**Directions for this task**
Copy each line of the data below with the word "alapértelmezett".

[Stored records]
┌──

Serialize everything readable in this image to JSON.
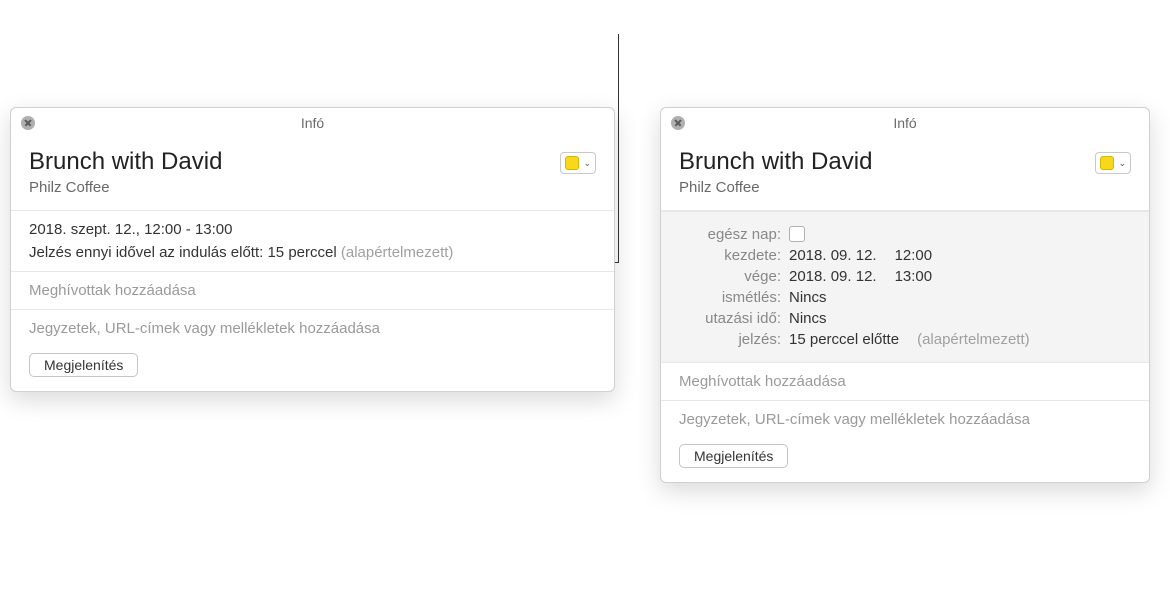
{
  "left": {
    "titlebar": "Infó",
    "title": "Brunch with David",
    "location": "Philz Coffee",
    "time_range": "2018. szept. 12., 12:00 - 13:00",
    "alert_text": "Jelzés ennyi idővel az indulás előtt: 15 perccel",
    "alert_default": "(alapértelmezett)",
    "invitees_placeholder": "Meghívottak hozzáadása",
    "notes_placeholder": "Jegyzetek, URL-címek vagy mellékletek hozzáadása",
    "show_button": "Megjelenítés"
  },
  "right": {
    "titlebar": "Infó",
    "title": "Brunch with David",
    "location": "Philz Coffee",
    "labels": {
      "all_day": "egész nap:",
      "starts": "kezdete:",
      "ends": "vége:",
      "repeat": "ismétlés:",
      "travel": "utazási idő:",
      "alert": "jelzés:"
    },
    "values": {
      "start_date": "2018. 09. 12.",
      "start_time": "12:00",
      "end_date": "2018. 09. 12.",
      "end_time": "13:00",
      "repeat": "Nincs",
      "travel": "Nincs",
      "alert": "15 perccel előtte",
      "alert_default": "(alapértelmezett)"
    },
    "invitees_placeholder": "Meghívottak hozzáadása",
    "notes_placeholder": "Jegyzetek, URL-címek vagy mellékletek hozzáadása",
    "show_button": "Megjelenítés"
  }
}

└──
┌──

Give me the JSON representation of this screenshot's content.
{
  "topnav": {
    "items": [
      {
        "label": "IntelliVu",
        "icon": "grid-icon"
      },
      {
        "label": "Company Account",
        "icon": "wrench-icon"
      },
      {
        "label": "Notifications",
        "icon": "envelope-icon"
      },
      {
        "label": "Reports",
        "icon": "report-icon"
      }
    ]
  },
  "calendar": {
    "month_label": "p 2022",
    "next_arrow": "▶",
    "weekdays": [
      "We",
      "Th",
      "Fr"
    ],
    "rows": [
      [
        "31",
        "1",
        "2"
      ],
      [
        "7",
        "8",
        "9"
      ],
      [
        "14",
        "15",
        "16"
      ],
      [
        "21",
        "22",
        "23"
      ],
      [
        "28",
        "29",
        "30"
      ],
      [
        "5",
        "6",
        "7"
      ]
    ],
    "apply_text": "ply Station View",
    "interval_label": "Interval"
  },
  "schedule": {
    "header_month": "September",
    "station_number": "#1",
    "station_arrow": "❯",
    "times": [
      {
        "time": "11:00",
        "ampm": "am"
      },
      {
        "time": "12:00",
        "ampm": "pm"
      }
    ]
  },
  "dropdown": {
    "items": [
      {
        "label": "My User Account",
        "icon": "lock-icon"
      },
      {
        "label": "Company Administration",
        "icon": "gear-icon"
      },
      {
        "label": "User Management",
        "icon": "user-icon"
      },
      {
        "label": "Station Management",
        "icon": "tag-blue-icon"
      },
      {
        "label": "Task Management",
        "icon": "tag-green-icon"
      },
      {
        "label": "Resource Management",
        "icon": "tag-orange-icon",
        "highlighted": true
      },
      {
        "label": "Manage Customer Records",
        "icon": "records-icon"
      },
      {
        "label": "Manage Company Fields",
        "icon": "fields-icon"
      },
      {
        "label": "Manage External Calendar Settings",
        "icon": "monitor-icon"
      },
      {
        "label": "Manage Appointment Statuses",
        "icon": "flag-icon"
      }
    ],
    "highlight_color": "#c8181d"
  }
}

└──

**Exercise solution**
    "alert_default": "(alapértelmezett)",
      "alert_default": "(alapértelmezett)"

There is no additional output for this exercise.